_Exercise input_:

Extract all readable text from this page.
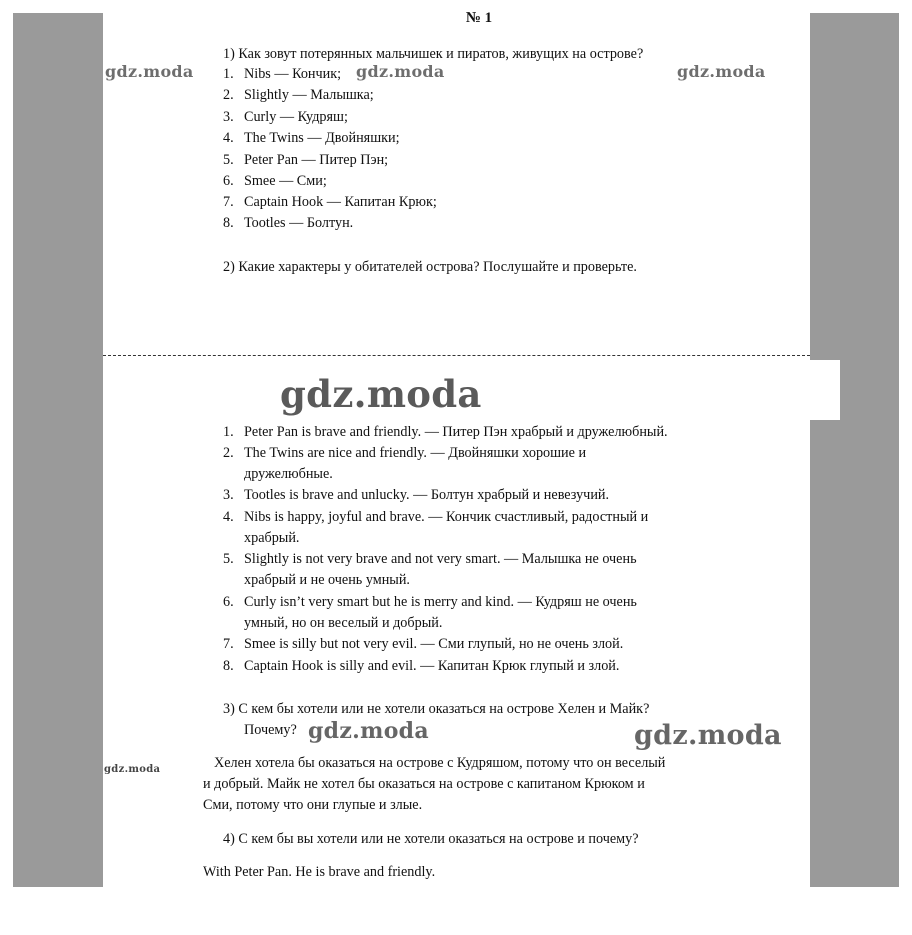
№ 1
1) Как зовут потерянных мальчишек и пиратов, живущих на острове?
1. Nibs — Кончик;
2. Slightly — Малышка;
3. Curly — Кудряш;
4. The Twins — Двойняшки;
5. Peter Pan — Питер Пэн;
6. Smee — Сми;
7. Captain Hook — Капитан Крюк;
8. Tootles — Болтун.
2) Какие характеры у обитателей острова? Послушайте и проверьте.
1. Peter Pan is brave and friendly. — Питер Пэн храбрый и дружелюбный.
2. The Twins are nice and friendly. — Двойняшки хорошие и
дружелюбные.
3. Tootles is brave and unlucky. — Болтун храбрый и невезучий.
4. Nibs is happy, joyful and brave. — Кончик счастливый, радостный и
храбрый.
5. Slightly is not very brave and not very smart. — Малышка не очень
храбрый и не очень умный.
6. Curly isn’t very smart but he is merry and kind. — Кудряш не очень
умный, но он веселый и добрый.
7. Smee is silly but not very evil. — Сми глупый, но не очень злой.
8. Captain Hook is silly and evil. — Капитан Крюк глупый и злой.
3) С кем бы хотели или не хотели оказаться на острове Хелен и Майк?
Почему?
Хелен хотела бы оказаться на острове с Кудряшом, потому что он веселый
и добрый. Майк не хотел бы оказаться на острове с капитаном Крюком и
Сми, потому что они глупые и злые.
4) С кем бы вы хотели или не хотели оказаться на острове и почему?
With Peter Pan. He is brave and friendly.
gdz.moda	gdz.moda	gdz.moda
gdz.moda
gdz.moda	gdz.moda
gdz.moda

_Stated goal_:
Repeat the material above word for word, please, apart from its images.

_Result of the exercise_:
Extract all readable text from this page.
№ 1
1) Как зовут потерянных мальчишек и пиратов, живущих на острове?
1. Nibs — Кончик;
2. Slightly — Малышка;
3. Curly — Кудряш;
4. The Twins — Двойняшки;
5. Peter Pan — Питер Пэн;
6. Smee — Сми;
7. Captain Hook — Капитан Крюк;
8. Tootles — Болтун.
2) Какие характеры у обитателей острова? Послушайте и проверьте.
1. Peter Pan is brave and friendly. — Питер Пэн храбрый и дружелюбный.
2. The Twins are nice and friendly. — Двойняшки хорошие и
дружелюбные.
3. Tootles is brave and unlucky. — Болтун храбрый и невезучий.
4. Nibs is happy, joyful and brave. — Кончик счастливый, радостный и
храбрый.
5. Slightly is not very brave and not very smart. — Малышка не очень
храбрый и не очень умный.
6. Curly isn’t very smart but he is merry and kind. — Кудряш не очень
умный, но он веселый и добрый.
7. Smee is silly but not very evil. — Сми глупый, но не очень злой.
8. Captain Hook is silly and evil. — Капитан Крюк глупый и злой.
3) С кем бы хотели или не хотели оказаться на острове Хелен и Майк?
Почему?
Хелен хотела бы оказаться на острове с Кудряшом, потому что он веселый
и добрый. Майк не хотел бы оказаться на острове с капитаном Крюком и
Сми, потому что они глупые и злые.
4) С кем бы вы хотели или не хотели оказаться на острове и почему?
With Peter Pan. He is brave and friendly.
gdz.moda	gdz.moda	gdz.moda
gdz.moda
gdz.moda	gdz.moda
gdz.moda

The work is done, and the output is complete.